● **OBJECTIVE**:
Would you return all of this data exactly, leaving nothing out?

● **Excerpts from a figure dataset**:
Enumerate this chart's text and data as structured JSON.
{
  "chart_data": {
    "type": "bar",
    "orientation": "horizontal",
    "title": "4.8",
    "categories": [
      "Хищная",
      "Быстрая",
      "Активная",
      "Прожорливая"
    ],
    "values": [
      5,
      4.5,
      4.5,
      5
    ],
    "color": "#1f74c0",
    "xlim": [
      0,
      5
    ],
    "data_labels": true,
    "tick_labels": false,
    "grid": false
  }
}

● **REPLY TO THE TASK**:
Enumerate this chart's text and data as structured JSON.
{
  "chart_data": {
    "type": "bar",
    "orientation": "horizontal",
    "title": "4.8",
    "categories": [
      "Хищная",
      "Быстрая",
      "Активная",
      "Прожорливая"
    ],
    "values": [
      5,
      4.5,
      4.5,
      5
    ],
    "color": "#1f74c0",
    "xlim": [
      0,
      5
    ],
    "data_labels": true,
    "tick_labels": false,
    "grid": false
  }
}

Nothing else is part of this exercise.